## EXERCISE AIM
Find all the lines with "dieser" and gather them.

## MATERIAL SHOWN
----------

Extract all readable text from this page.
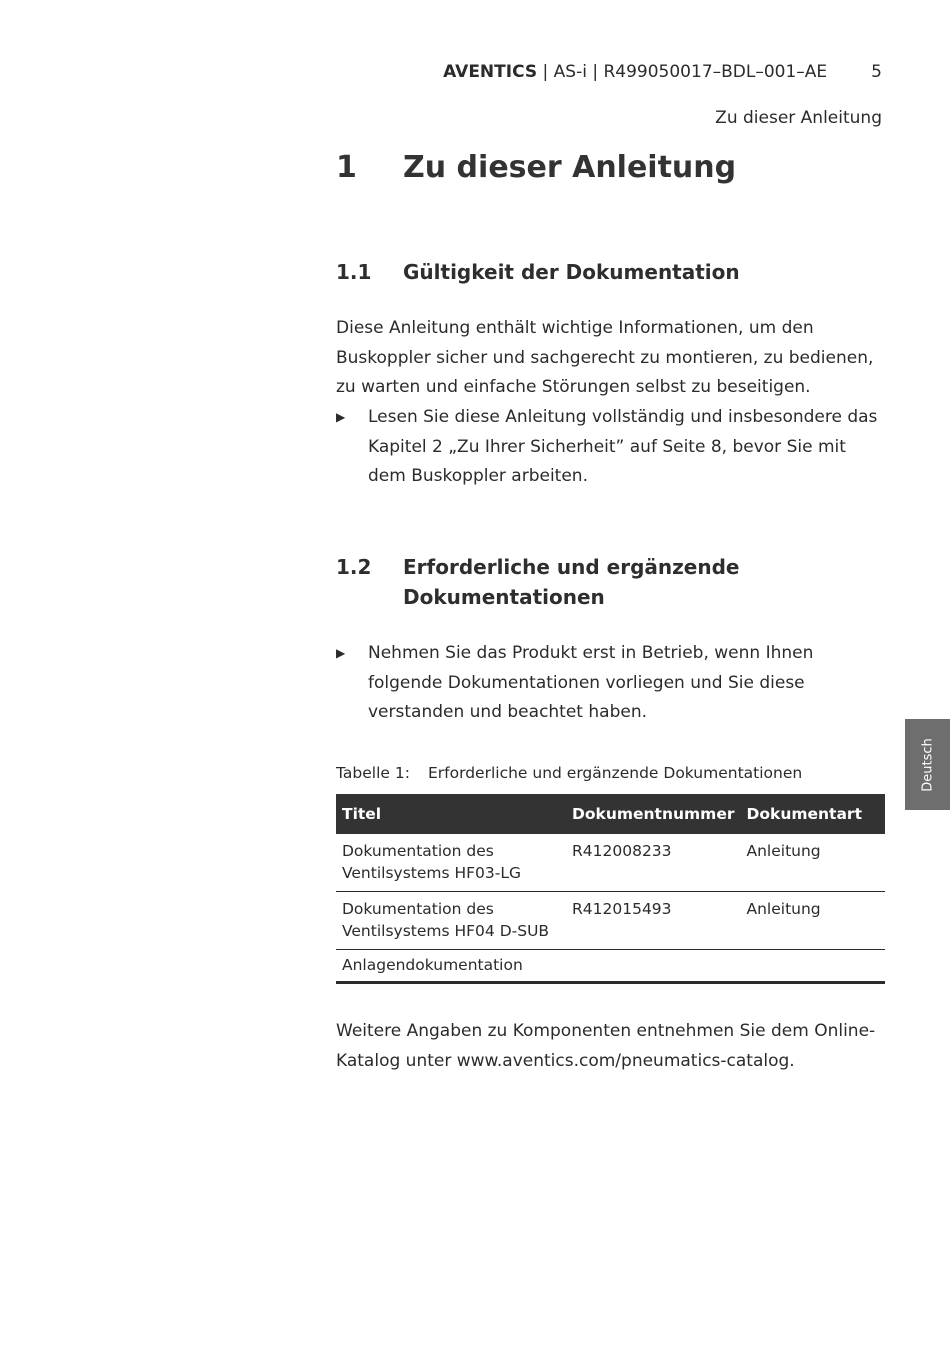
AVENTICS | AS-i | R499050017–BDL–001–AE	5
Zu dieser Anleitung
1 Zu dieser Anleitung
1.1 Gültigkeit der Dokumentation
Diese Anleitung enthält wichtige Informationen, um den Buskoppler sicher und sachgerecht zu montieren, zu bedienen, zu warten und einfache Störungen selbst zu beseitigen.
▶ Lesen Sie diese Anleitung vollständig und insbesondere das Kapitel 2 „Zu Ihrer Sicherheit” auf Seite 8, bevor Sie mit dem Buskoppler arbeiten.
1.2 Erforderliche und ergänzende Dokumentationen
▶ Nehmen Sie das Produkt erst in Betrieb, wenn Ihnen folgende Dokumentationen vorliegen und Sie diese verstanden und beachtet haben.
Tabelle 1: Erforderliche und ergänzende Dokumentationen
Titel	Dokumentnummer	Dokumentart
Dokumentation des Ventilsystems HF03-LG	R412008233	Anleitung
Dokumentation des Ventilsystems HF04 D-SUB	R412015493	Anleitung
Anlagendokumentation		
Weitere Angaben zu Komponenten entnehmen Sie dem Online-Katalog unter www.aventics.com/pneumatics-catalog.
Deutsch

----------

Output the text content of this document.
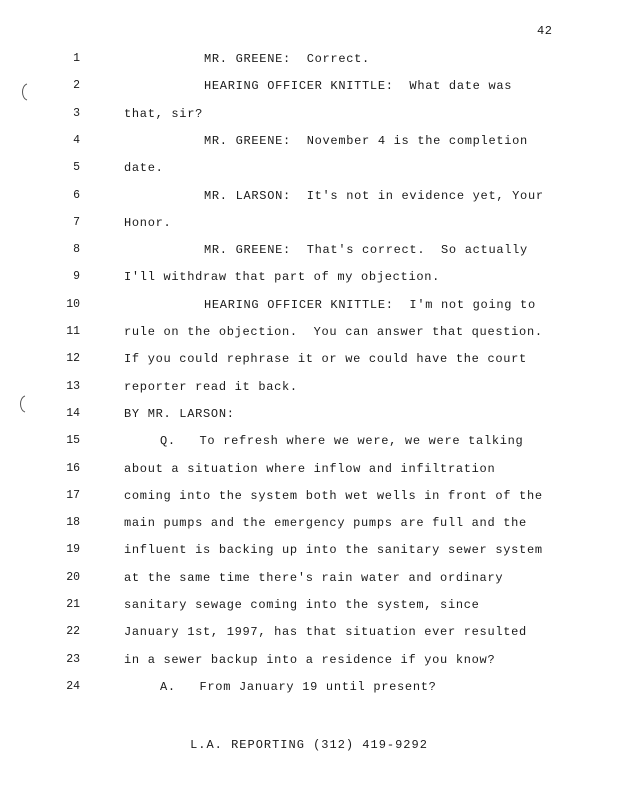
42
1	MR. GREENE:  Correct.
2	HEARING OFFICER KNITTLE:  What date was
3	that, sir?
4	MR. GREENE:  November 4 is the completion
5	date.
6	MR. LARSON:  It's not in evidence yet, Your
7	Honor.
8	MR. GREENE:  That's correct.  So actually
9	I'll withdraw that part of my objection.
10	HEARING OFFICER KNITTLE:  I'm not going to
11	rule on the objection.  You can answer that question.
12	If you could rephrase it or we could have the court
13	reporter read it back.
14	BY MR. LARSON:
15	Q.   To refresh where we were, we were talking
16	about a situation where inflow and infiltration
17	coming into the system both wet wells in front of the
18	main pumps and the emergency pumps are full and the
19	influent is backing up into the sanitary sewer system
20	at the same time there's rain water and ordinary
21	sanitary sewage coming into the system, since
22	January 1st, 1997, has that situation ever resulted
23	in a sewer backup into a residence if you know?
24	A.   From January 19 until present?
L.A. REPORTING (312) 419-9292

----------

## ANSWER TO THE TASK
Zu dieser Anleitung
1 Zu dieser Anleitung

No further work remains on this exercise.